(Entries taken from a collection)
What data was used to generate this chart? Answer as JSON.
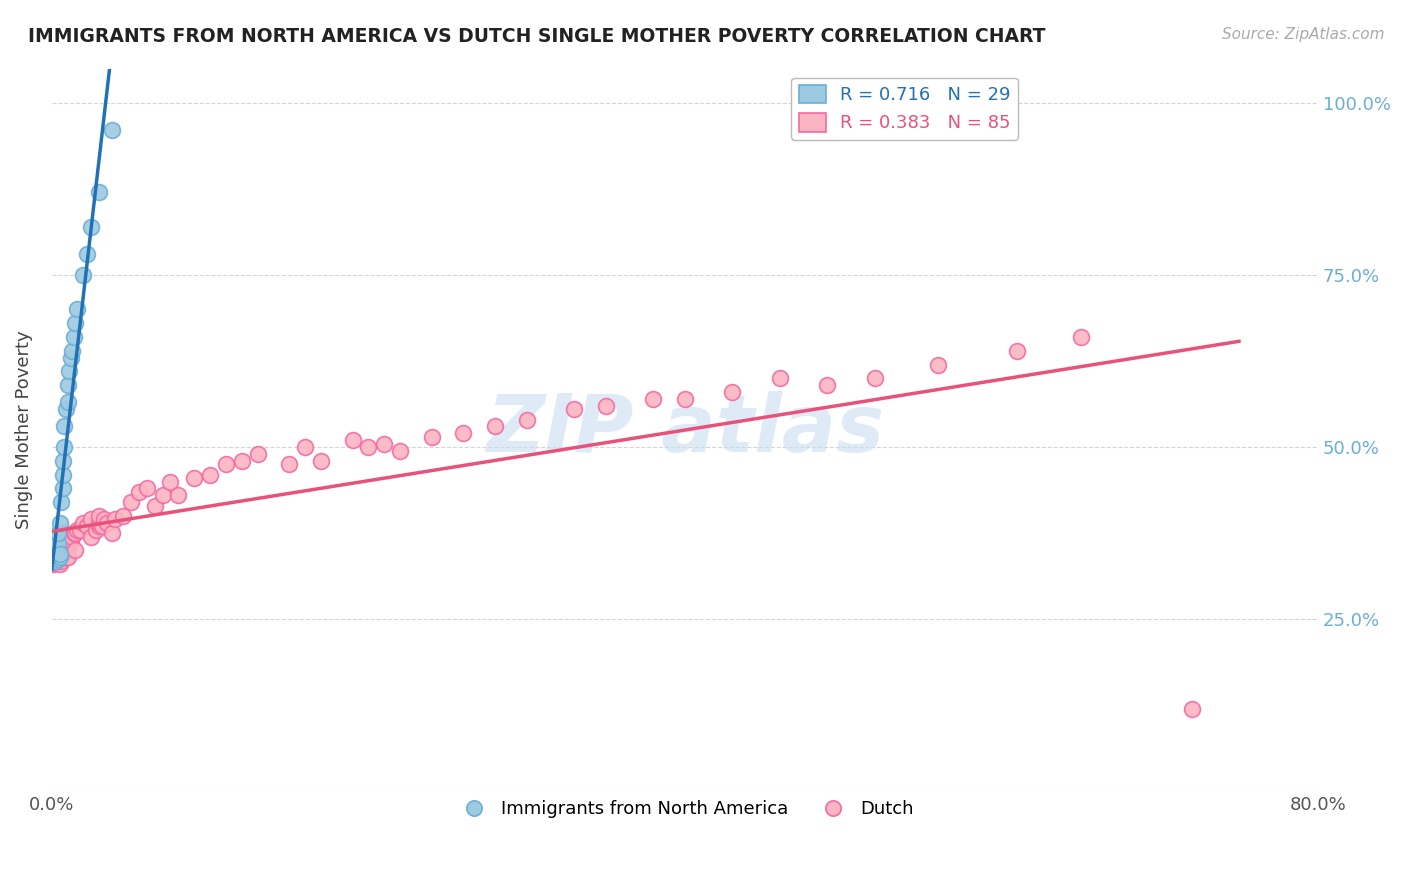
{
  "title": "IMMIGRANTS FROM NORTH AMERICA VS DUTCH SINGLE MOTHER POVERTY CORRELATION CHART",
  "source_text": "Source: ZipAtlas.com",
  "ylabel": "Single Mother Poverty",
  "xmin": 0.0,
  "xmax": 0.8,
  "ymin": 0.0,
  "ymax": 1.05,
  "blue_color": "#9ecae1",
  "pink_color": "#fbb4c1",
  "blue_edge": "#6baed6",
  "pink_edge": "#f768a1",
  "blue_line_color": "#2171b5",
  "pink_line_color": "#e8527a",
  "background_color": "#ffffff",
  "grid_color": "#d0d0d0",
  "blue_R": 0.716,
  "blue_N": 29,
  "pink_R": 0.383,
  "pink_N": 85,
  "watermark_color": "#c8dff0",
  "right_tick_color": "#6baed6",
  "blue_x": [
    0.003,
    0.003,
    0.004,
    0.004,
    0.004,
    0.004,
    0.005,
    0.005,
    0.005,
    0.006,
    0.007,
    0.007,
    0.007,
    0.008,
    0.008,
    0.009,
    0.01,
    0.01,
    0.011,
    0.012,
    0.013,
    0.014,
    0.015,
    0.016,
    0.02,
    0.022,
    0.025,
    0.03,
    0.038
  ],
  "blue_y": [
    0.335,
    0.355,
    0.338,
    0.342,
    0.36,
    0.375,
    0.34,
    0.345,
    0.39,
    0.42,
    0.44,
    0.46,
    0.48,
    0.5,
    0.53,
    0.555,
    0.565,
    0.59,
    0.61,
    0.63,
    0.64,
    0.66,
    0.68,
    0.7,
    0.75,
    0.78,
    0.82,
    0.87,
    0.96
  ],
  "pink_x": [
    0.001,
    0.001,
    0.002,
    0.002,
    0.002,
    0.003,
    0.003,
    0.003,
    0.004,
    0.004,
    0.004,
    0.005,
    0.005,
    0.005,
    0.005,
    0.006,
    0.006,
    0.006,
    0.007,
    0.007,
    0.008,
    0.008,
    0.008,
    0.009,
    0.009,
    0.01,
    0.01,
    0.01,
    0.011,
    0.012,
    0.013,
    0.014,
    0.015,
    0.015,
    0.016,
    0.018,
    0.02,
    0.022,
    0.025,
    0.025,
    0.028,
    0.03,
    0.03,
    0.03,
    0.032,
    0.033,
    0.035,
    0.038,
    0.04,
    0.045,
    0.05,
    0.055,
    0.06,
    0.065,
    0.07,
    0.075,
    0.08,
    0.09,
    0.1,
    0.11,
    0.12,
    0.13,
    0.15,
    0.16,
    0.17,
    0.19,
    0.2,
    0.21,
    0.22,
    0.24,
    0.26,
    0.28,
    0.3,
    0.33,
    0.35,
    0.38,
    0.4,
    0.43,
    0.46,
    0.49,
    0.52,
    0.56,
    0.61,
    0.65,
    0.72
  ],
  "pink_y": [
    0.33,
    0.34,
    0.335,
    0.345,
    0.36,
    0.332,
    0.348,
    0.365,
    0.335,
    0.342,
    0.36,
    0.33,
    0.338,
    0.35,
    0.365,
    0.335,
    0.345,
    0.37,
    0.34,
    0.36,
    0.34,
    0.358,
    0.375,
    0.34,
    0.362,
    0.34,
    0.355,
    0.37,
    0.36,
    0.365,
    0.37,
    0.375,
    0.35,
    0.375,
    0.38,
    0.38,
    0.39,
    0.385,
    0.37,
    0.395,
    0.38,
    0.385,
    0.39,
    0.4,
    0.385,
    0.395,
    0.39,
    0.375,
    0.395,
    0.4,
    0.42,
    0.435,
    0.44,
    0.415,
    0.43,
    0.45,
    0.43,
    0.455,
    0.46,
    0.475,
    0.48,
    0.49,
    0.475,
    0.5,
    0.48,
    0.51,
    0.5,
    0.505,
    0.495,
    0.515,
    0.52,
    0.53,
    0.54,
    0.555,
    0.56,
    0.57,
    0.57,
    0.58,
    0.6,
    0.59,
    0.6,
    0.62,
    0.64,
    0.66,
    0.12
  ]
}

(WRITTEN REQUEST) Copy all the data exactly as written, but skip any picture.

(SOLVED EXERCISE)
What data was used to generate this chart? Answer as JSON.
{
  "title": "IMMIGRANTS FROM NORTH AMERICA VS DUTCH SINGLE MOTHER POVERTY CORRELATION CHART",
  "source_text": "Source: ZipAtlas.com",
  "ylabel": "Single Mother Poverty",
  "xmin": 0.0,
  "xmax": 0.8,
  "ymin": 0.0,
  "ymax": 1.05,
  "blue_color": "#9ecae1",
  "pink_color": "#fbb4c1",
  "blue_edge": "#6baed6",
  "pink_edge": "#f768a1",
  "blue_line_color": "#2171b5",
  "pink_line_color": "#e8527a",
  "background_color": "#ffffff",
  "grid_color": "#d0d0d0",
  "blue_R": 0.716,
  "blue_N": 29,
  "pink_R": 0.383,
  "pink_N": 85,
  "watermark_color": "#c8dff0",
  "right_tick_color": "#6baed6",
  "blue_x": [
    0.003,
    0.003,
    0.004,
    0.004,
    0.004,
    0.004,
    0.005,
    0.005,
    0.005,
    0.006,
    0.007,
    0.007,
    0.007,
    0.008,
    0.008,
    0.009,
    0.01,
    0.01,
    0.011,
    0.012,
    0.013,
    0.014,
    0.015,
    0.016,
    0.02,
    0.022,
    0.025,
    0.03,
    0.038
  ],
  "blue_y": [
    0.335,
    0.355,
    0.338,
    0.342,
    0.36,
    0.375,
    0.34,
    0.345,
    0.39,
    0.42,
    0.44,
    0.46,
    0.48,
    0.5,
    0.53,
    0.555,
    0.565,
    0.59,
    0.61,
    0.63,
    0.64,
    0.66,
    0.68,
    0.7,
    0.75,
    0.78,
    0.82,
    0.87,
    0.96
  ],
  "pink_x": [
    0.001,
    0.001,
    0.002,
    0.002,
    0.002,
    0.003,
    0.003,
    0.003,
    0.004,
    0.004,
    0.004,
    0.005,
    0.005,
    0.005,
    0.005,
    0.006,
    0.006,
    0.006,
    0.007,
    0.007,
    0.008,
    0.008,
    0.008,
    0.009,
    0.009,
    0.01,
    0.01,
    0.01,
    0.011,
    0.012,
    0.013,
    0.014,
    0.015,
    0.015,
    0.016,
    0.018,
    0.02,
    0.022,
    0.025,
    0.025,
    0.028,
    0.03,
    0.03,
    0.03,
    0.032,
    0.033,
    0.035,
    0.038,
    0.04,
    0.045,
    0.05,
    0.055,
    0.06,
    0.065,
    0.07,
    0.075,
    0.08,
    0.09,
    0.1,
    0.11,
    0.12,
    0.13,
    0.15,
    0.16,
    0.17,
    0.19,
    0.2,
    0.21,
    0.22,
    0.24,
    0.26,
    0.28,
    0.3,
    0.33,
    0.35,
    0.38,
    0.4,
    0.43,
    0.46,
    0.49,
    0.52,
    0.56,
    0.61,
    0.65,
    0.72
  ],
  "pink_y": [
    0.33,
    0.34,
    0.335,
    0.345,
    0.36,
    0.332,
    0.348,
    0.365,
    0.335,
    0.342,
    0.36,
    0.33,
    0.338,
    0.35,
    0.365,
    0.335,
    0.345,
    0.37,
    0.34,
    0.36,
    0.34,
    0.358,
    0.375,
    0.34,
    0.362,
    0.34,
    0.355,
    0.37,
    0.36,
    0.365,
    0.37,
    0.375,
    0.35,
    0.375,
    0.38,
    0.38,
    0.39,
    0.385,
    0.37,
    0.395,
    0.38,
    0.385,
    0.39,
    0.4,
    0.385,
    0.395,
    0.39,
    0.375,
    0.395,
    0.4,
    0.42,
    0.435,
    0.44,
    0.415,
    0.43,
    0.45,
    0.43,
    0.455,
    0.46,
    0.475,
    0.48,
    0.49,
    0.475,
    0.5,
    0.48,
    0.51,
    0.5,
    0.505,
    0.495,
    0.515,
    0.52,
    0.53,
    0.54,
    0.555,
    0.56,
    0.57,
    0.57,
    0.58,
    0.6,
    0.59,
    0.6,
    0.62,
    0.64,
    0.66,
    0.12
  ]
}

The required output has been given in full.